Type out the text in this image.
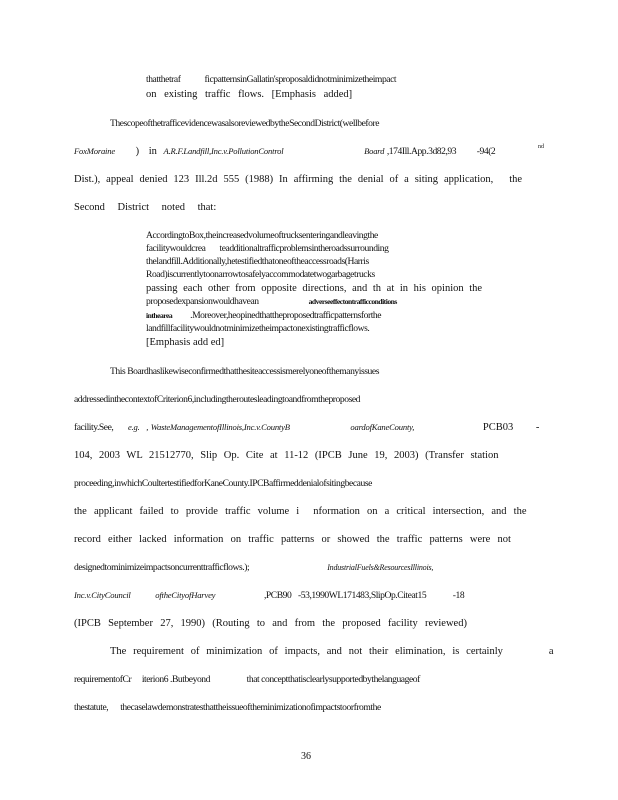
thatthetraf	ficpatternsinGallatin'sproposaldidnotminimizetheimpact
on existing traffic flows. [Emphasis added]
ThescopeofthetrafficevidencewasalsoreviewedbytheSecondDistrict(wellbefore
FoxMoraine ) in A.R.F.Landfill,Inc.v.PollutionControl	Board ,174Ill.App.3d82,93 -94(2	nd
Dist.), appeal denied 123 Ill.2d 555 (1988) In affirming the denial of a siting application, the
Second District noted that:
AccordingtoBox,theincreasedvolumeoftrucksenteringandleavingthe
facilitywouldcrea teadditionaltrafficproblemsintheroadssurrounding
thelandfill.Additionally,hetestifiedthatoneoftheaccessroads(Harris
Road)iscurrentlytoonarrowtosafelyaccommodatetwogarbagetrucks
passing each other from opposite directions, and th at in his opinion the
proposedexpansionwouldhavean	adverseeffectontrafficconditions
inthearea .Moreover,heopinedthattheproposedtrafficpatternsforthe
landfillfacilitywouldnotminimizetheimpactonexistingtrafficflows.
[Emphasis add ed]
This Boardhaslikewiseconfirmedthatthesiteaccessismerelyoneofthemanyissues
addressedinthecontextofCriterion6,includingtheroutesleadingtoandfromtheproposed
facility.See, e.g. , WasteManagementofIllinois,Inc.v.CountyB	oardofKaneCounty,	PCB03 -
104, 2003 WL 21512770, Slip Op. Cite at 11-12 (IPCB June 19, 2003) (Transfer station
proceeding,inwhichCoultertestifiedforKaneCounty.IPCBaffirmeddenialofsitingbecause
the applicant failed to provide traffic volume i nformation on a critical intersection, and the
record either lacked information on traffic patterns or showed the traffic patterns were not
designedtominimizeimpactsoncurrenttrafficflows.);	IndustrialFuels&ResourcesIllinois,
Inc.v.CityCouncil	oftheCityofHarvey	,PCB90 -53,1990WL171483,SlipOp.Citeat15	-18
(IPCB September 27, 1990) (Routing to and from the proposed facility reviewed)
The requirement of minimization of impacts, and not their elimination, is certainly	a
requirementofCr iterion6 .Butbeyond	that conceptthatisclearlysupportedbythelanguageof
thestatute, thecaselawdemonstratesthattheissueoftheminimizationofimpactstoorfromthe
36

■ ■ ■ ■ ■ ■ ■

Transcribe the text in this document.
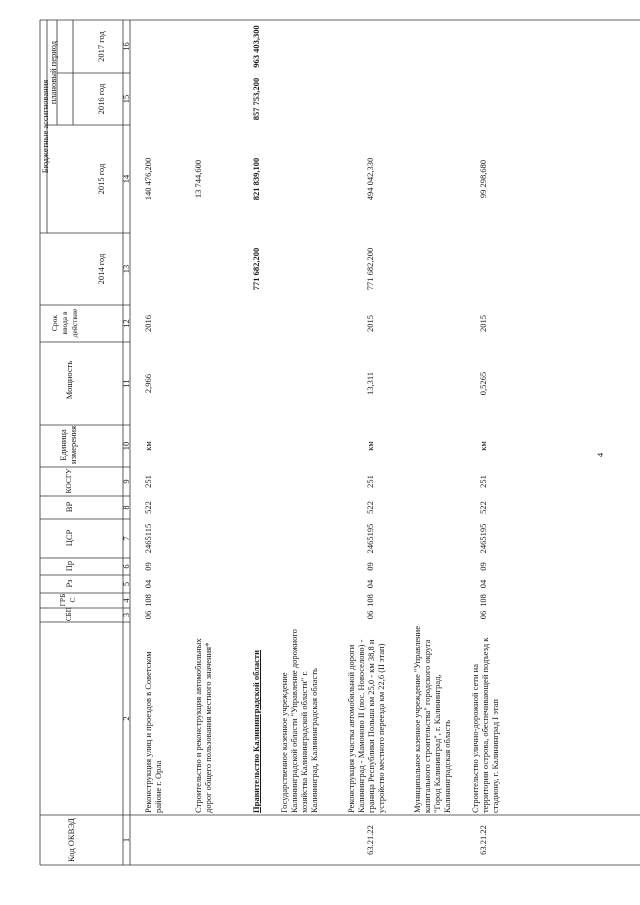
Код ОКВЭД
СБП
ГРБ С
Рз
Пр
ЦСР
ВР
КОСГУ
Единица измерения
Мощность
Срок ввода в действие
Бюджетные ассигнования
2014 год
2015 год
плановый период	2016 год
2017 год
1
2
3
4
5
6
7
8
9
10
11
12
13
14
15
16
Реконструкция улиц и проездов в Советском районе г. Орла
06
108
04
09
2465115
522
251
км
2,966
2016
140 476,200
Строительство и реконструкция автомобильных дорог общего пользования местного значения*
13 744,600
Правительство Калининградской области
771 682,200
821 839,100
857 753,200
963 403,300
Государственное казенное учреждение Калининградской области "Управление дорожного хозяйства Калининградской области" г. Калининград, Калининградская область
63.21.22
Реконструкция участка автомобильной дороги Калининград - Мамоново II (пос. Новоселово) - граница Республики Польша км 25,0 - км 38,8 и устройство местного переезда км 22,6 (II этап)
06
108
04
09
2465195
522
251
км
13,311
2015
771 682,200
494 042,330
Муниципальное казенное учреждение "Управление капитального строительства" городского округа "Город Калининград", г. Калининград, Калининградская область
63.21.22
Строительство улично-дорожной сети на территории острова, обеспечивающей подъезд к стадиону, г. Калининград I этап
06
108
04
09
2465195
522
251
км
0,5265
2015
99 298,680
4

■ ■ ■ ■ ■ ■ ■

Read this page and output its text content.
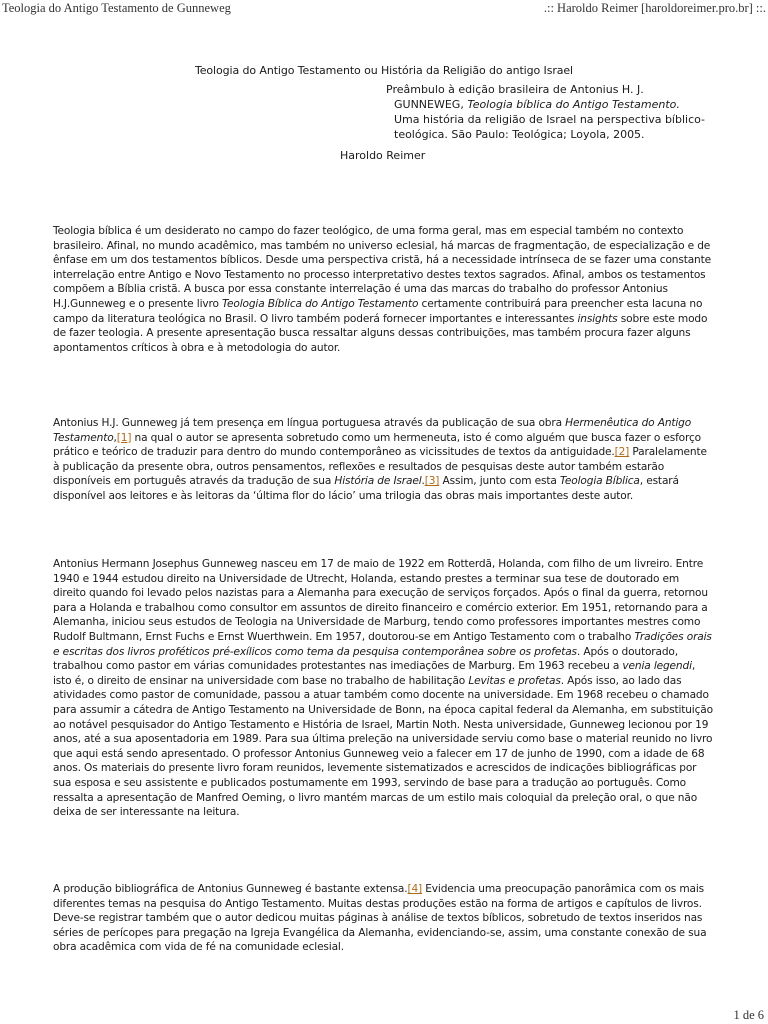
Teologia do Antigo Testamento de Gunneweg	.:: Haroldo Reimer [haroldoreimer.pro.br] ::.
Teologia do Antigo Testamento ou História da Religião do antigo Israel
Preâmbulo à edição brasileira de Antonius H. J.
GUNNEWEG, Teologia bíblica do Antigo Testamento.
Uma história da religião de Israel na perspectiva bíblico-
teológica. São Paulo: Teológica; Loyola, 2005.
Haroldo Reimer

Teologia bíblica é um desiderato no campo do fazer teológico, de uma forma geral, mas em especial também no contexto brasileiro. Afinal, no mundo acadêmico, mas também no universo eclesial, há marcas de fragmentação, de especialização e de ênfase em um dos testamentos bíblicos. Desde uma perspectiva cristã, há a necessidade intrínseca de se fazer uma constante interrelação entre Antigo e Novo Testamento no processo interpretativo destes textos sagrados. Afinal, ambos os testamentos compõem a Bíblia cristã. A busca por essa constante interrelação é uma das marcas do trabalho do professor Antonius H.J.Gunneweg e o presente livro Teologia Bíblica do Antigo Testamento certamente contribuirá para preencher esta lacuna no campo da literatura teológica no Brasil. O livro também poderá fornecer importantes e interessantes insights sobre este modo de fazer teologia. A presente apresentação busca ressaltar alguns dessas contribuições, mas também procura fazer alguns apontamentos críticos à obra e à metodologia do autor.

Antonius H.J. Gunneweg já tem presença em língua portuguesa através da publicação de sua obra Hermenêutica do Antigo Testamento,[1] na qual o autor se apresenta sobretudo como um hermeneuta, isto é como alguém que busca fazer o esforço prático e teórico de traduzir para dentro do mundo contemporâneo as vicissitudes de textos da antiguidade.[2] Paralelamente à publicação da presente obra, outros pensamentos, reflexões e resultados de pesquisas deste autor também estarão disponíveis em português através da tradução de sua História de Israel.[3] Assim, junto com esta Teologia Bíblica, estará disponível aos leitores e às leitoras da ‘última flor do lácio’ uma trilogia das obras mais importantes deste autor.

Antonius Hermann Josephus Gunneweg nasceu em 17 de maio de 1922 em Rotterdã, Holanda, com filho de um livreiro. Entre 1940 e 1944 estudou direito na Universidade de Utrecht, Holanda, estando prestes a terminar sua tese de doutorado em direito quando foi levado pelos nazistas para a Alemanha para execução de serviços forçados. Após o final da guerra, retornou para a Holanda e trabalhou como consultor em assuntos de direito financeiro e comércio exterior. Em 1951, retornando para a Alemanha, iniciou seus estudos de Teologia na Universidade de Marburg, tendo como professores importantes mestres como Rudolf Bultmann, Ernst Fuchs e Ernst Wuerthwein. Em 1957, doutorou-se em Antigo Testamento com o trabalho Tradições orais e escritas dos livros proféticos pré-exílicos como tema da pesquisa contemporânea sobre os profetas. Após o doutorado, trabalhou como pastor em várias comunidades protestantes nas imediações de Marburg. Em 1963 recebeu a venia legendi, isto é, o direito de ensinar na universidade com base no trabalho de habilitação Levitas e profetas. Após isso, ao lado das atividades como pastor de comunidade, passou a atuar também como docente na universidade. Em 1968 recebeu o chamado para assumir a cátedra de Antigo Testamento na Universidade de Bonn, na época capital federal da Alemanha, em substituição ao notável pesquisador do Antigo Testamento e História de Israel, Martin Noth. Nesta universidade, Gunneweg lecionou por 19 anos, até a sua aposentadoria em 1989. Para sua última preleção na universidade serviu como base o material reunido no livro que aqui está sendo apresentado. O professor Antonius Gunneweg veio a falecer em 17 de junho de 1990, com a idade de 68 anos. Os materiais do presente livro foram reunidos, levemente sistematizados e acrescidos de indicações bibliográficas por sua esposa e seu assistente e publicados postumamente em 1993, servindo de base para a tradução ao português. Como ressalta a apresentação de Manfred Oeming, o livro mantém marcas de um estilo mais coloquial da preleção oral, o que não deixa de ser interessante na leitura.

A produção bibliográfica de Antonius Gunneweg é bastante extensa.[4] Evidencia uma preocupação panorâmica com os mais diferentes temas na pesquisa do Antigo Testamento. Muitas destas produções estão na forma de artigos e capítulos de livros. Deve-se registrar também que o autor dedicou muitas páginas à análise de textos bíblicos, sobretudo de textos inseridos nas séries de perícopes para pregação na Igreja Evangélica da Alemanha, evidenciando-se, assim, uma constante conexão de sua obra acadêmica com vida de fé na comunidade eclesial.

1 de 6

■ ■ ■ ■ ■ ■ ■

◆ **Direction**:
Using the records above, say how many lines include the string "область". Only the number is wanted.

◆ **Task output**:
2